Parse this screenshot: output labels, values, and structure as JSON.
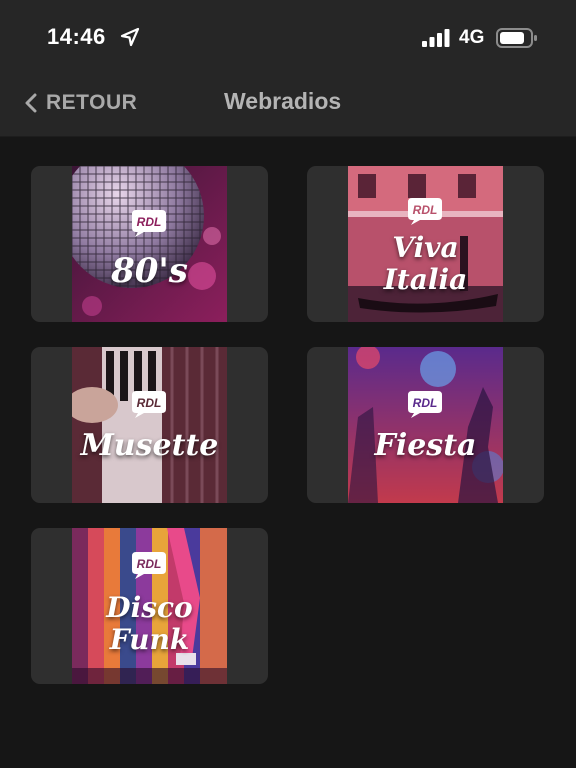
{
  "status": {
    "time": "14:46",
    "network": "4G",
    "icons": [
      "location-arrow-icon",
      "signal-bars-icon",
      "battery-icon"
    ]
  },
  "nav": {
    "back_label": "RETOUR",
    "title": "Webradios"
  },
  "logo_text": "RDL",
  "stations": [
    {
      "name_line1": "80's",
      "name_line2": ""
    },
    {
      "name_line1": "Viva",
      "name_line2": "Italia"
    },
    {
      "name_line1": "Musette",
      "name_line2": ""
    },
    {
      "name_line1": "Fiesta",
      "name_line2": ""
    },
    {
      "name_line1": "Disco",
      "name_line2": "Funk"
    }
  ],
  "colors": {
    "background": "#161616",
    "bar": "#262626",
    "tile": "#2f2f2f",
    "muted_text": "#a9a9a9"
  }
}
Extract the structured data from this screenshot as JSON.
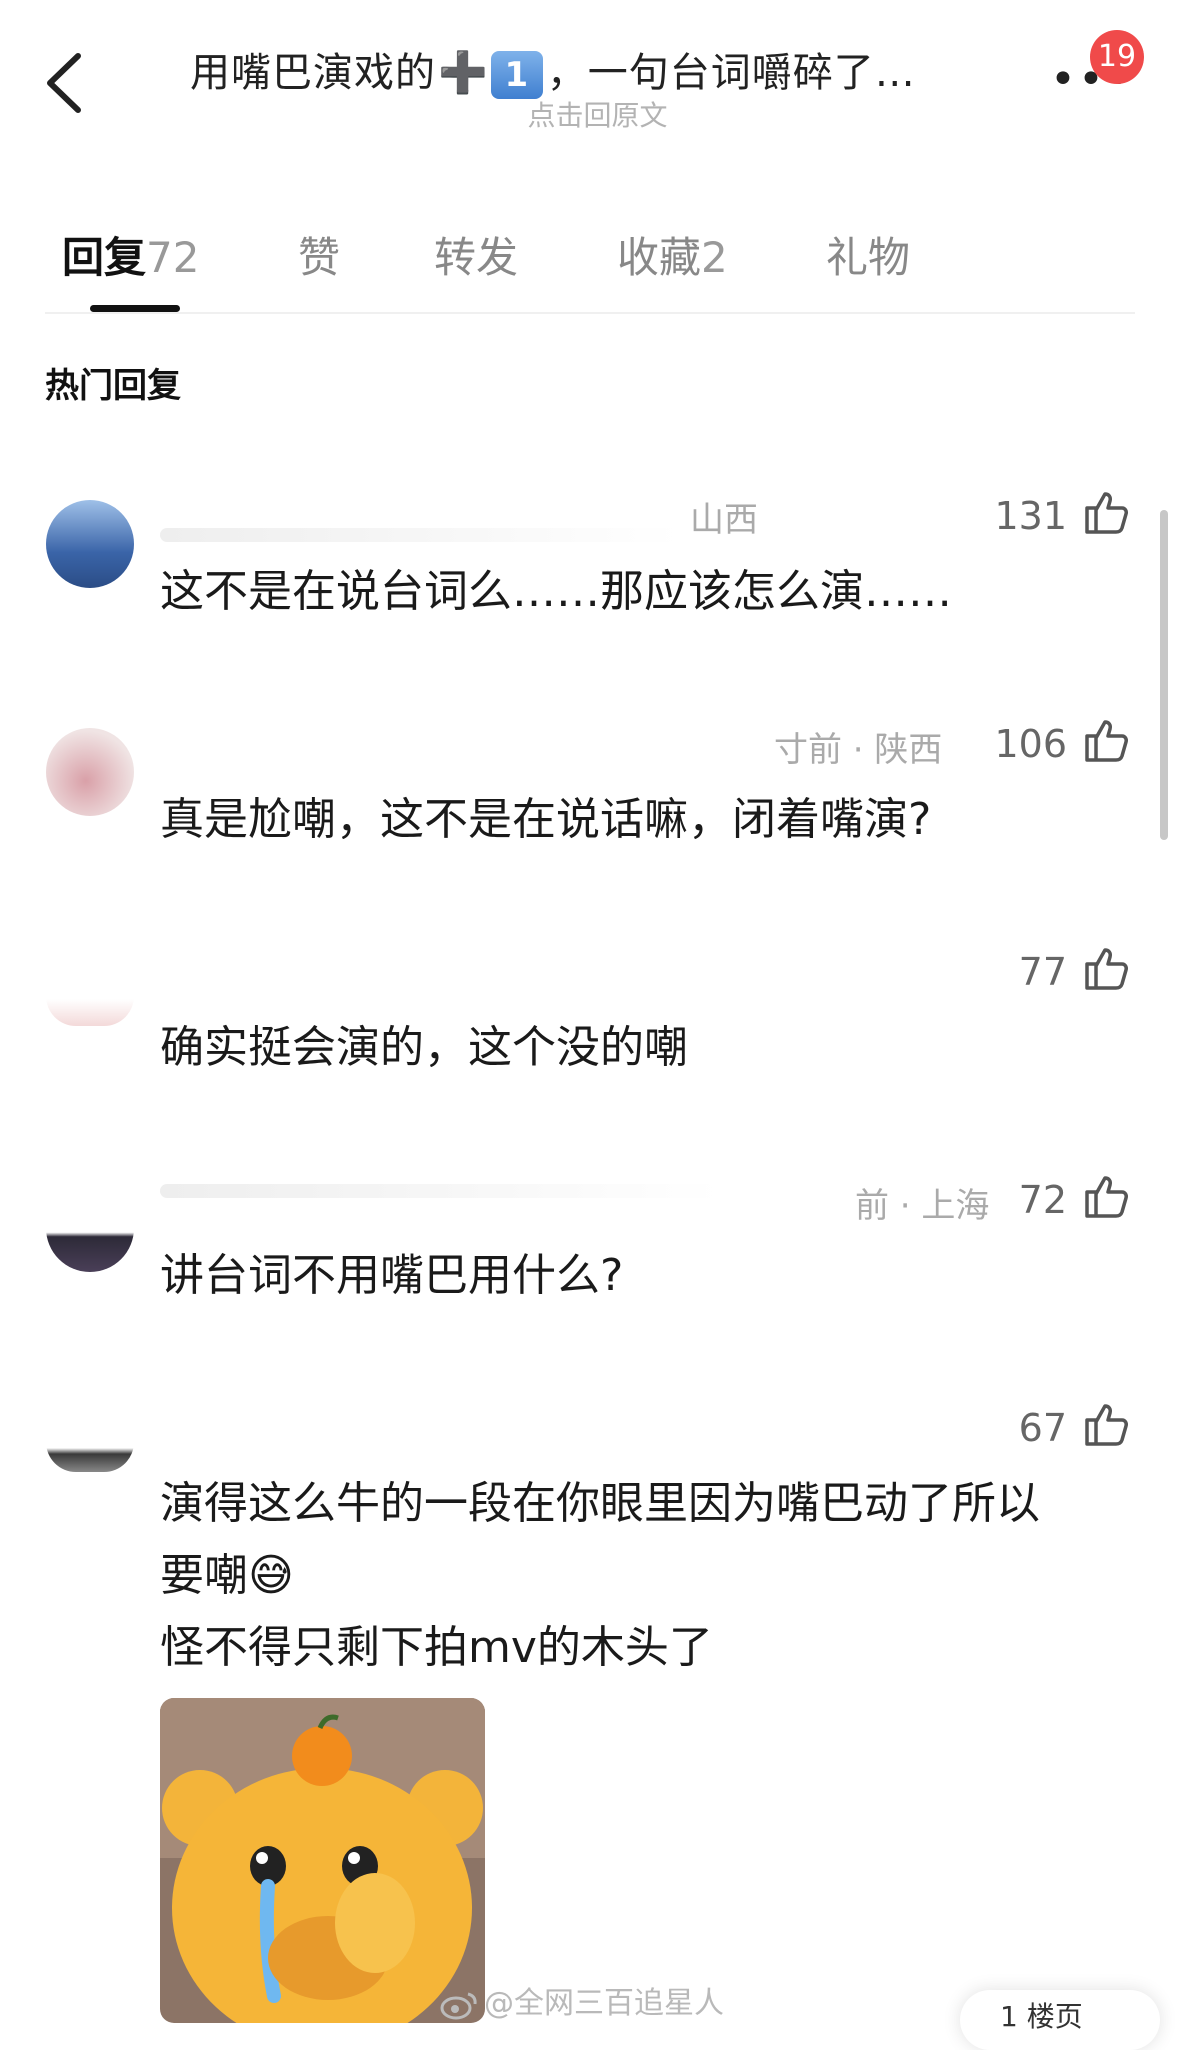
{
  "header": {
    "title_prefix": "用嘴巴演戏的",
    "title_plus": "➕",
    "title_keycap": "1",
    "title_suffix": "，一句台词嚼碎了…",
    "subtitle": "点击回原文",
    "more_label": "•••",
    "notification_count": "19"
  },
  "tabs": [
    {
      "label": "回复",
      "count": "72"
    },
    {
      "label": "赞",
      "count": ""
    },
    {
      "label": "转发",
      "count": ""
    },
    {
      "label": "收藏",
      "count": "2"
    },
    {
      "label": "礼物",
      "count": ""
    }
  ],
  "section_title": "热门回复",
  "comments": [
    {
      "meta": "山西",
      "likes": "131",
      "text": "这不是在说台词么……那应该怎么演……"
    },
    {
      "meta": "寸前 · 陕西",
      "likes": "106",
      "text": "真是尬嘲，这不是在说话嘛，闭着嘴演?"
    },
    {
      "meta": "",
      "likes": "77",
      "text": "确实挺会演的，这个没的嘲"
    },
    {
      "meta": "前 · 上海",
      "likes": "72",
      "text": "讲台词不用嘴巴用什么?"
    },
    {
      "meta": "",
      "likes": "67",
      "text_line1": "演得这么牛的一段在你眼里因为嘴巴动了所以",
      "text_line2": "要嘲",
      "emoji": "😅",
      "text_line3": "怪不得只剩下拍mv的木头了"
    }
  ],
  "watermark": "@全网三百追星人",
  "corner_label": "1 楼页",
  "colors": {
    "badge": "#f04a4a",
    "accent_text": "#111111",
    "muted": "#aaaaaa"
  }
}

__Task statement__. Reply with the number of lines in the material above that contain "JSON", and nothing more.

__Solved exercise__. 2